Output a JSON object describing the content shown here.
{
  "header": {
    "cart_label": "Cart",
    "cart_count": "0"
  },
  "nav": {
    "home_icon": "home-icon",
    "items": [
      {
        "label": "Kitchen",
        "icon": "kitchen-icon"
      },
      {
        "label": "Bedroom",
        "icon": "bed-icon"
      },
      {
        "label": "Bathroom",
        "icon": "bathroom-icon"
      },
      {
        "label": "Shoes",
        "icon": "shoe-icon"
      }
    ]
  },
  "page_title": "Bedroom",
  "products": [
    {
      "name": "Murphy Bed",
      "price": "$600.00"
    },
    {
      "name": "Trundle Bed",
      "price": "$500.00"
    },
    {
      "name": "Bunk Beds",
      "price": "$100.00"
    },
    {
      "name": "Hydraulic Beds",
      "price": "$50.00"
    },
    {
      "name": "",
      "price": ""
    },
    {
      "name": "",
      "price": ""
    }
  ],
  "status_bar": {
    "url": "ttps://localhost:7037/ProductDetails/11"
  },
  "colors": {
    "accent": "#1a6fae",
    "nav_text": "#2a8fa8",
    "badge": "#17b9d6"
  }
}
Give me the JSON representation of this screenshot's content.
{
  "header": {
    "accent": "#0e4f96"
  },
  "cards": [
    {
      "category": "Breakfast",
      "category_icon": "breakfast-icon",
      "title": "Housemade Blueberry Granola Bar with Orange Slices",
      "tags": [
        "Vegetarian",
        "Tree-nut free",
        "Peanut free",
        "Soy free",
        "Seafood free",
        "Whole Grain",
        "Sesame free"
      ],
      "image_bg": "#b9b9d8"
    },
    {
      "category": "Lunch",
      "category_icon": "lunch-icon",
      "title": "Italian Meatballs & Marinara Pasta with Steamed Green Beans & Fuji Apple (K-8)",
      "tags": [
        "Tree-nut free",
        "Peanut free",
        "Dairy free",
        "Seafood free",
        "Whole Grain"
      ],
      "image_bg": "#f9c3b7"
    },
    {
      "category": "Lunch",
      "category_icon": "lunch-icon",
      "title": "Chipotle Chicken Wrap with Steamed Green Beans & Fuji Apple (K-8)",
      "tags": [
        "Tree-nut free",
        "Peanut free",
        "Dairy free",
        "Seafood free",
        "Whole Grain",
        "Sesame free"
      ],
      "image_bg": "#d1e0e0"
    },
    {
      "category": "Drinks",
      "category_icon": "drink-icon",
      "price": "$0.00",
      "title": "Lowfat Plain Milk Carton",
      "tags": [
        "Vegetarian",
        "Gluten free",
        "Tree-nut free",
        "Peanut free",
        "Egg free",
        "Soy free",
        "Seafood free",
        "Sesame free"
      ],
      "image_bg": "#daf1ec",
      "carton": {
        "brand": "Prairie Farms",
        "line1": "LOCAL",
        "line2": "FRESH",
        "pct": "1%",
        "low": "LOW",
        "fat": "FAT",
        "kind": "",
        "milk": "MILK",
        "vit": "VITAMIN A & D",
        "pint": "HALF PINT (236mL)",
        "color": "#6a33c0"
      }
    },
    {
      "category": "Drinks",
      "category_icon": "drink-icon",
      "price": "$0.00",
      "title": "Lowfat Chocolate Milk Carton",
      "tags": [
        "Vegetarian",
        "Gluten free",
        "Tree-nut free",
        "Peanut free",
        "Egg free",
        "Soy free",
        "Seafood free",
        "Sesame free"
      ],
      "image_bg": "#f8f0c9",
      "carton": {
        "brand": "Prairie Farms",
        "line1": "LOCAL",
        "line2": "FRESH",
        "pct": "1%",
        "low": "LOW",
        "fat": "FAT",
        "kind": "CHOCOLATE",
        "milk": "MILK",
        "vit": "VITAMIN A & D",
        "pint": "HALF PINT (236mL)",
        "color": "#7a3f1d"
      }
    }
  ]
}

=====

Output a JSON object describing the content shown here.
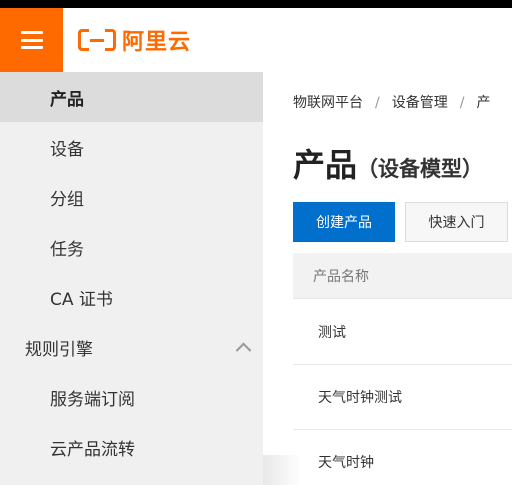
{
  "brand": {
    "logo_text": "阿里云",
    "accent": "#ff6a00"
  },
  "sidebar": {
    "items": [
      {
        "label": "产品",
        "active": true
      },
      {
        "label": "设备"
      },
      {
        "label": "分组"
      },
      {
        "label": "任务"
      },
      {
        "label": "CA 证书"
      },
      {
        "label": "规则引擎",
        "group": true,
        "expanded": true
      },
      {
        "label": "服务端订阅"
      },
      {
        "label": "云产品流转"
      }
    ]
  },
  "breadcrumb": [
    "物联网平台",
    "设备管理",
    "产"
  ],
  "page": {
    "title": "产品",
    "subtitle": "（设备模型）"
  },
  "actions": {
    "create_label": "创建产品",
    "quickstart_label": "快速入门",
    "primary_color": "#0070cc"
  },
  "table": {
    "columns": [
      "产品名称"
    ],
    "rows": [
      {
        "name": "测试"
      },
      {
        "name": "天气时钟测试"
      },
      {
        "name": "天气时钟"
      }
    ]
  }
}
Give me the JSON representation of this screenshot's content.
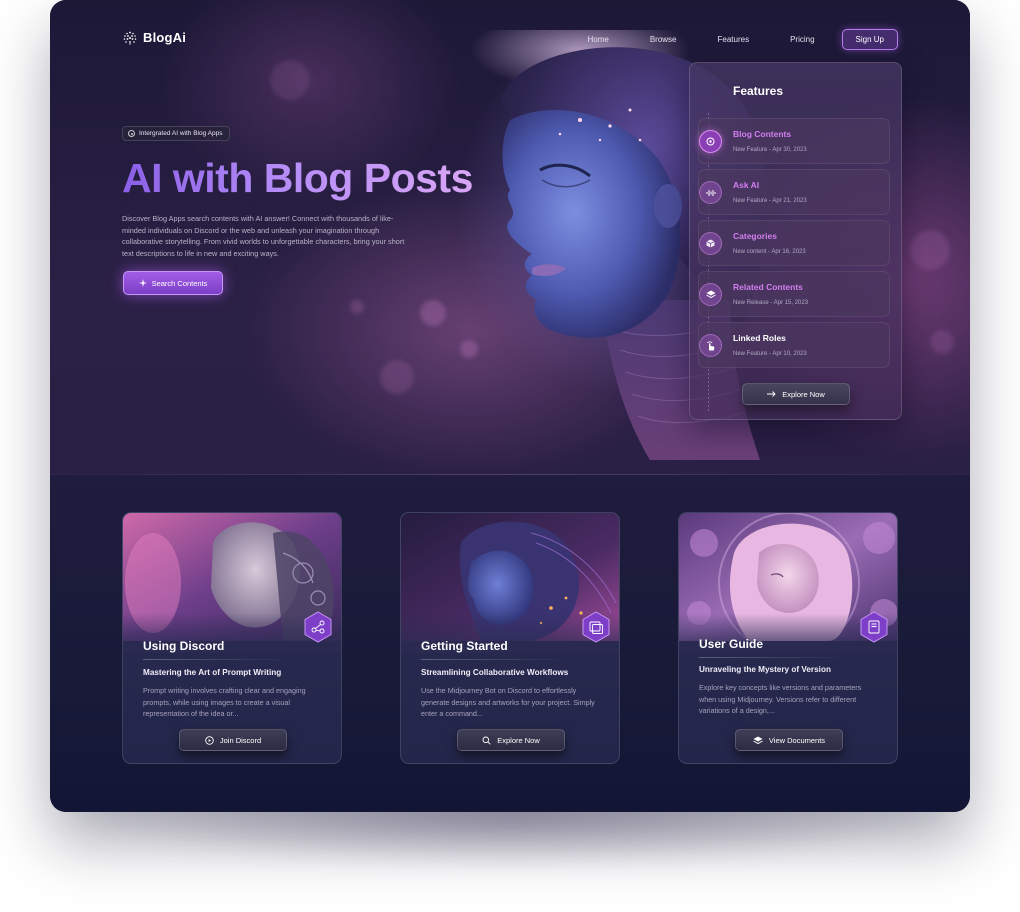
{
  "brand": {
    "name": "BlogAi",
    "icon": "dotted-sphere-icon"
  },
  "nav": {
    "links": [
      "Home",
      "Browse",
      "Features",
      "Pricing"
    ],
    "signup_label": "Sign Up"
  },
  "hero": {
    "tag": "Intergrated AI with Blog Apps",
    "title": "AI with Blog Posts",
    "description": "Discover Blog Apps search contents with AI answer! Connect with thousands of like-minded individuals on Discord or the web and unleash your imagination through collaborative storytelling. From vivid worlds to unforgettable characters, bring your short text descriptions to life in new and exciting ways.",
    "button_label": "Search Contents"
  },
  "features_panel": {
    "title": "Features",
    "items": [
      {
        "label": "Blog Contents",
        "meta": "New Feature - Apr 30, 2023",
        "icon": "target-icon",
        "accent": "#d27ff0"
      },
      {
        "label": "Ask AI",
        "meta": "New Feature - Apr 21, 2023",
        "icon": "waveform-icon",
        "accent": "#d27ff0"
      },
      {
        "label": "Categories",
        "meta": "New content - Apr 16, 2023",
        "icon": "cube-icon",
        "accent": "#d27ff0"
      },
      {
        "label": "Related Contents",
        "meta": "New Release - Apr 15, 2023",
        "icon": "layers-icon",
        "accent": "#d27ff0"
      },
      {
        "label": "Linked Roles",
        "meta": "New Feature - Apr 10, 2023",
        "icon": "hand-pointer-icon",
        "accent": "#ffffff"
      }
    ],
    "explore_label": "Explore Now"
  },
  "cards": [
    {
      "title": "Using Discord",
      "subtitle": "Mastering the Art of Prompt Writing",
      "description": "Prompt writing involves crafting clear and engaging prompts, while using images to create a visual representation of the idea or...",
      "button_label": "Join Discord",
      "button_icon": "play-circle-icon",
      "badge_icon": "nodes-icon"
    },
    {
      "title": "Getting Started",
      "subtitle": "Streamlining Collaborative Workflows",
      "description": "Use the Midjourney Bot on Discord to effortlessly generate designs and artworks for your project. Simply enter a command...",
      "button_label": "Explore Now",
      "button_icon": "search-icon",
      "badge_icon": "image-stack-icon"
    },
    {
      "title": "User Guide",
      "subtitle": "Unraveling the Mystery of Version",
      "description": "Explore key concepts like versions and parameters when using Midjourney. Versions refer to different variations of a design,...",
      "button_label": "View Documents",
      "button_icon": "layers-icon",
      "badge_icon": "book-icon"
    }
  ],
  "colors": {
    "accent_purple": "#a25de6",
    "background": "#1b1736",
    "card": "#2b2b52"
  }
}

=====

# [WHAT TO DO]
Return all lines with the word "Beans" in them.

# [SOLUTION TO THIS EXERCISE]
      "title": "Italian Meatballs & Marinara Pasta with Steamed Green Beans & Fuji Apple (K-8)",
      "title": "Chipotle Chicken Wrap with Steamed Green Beans & Fuji Apple (K-8)",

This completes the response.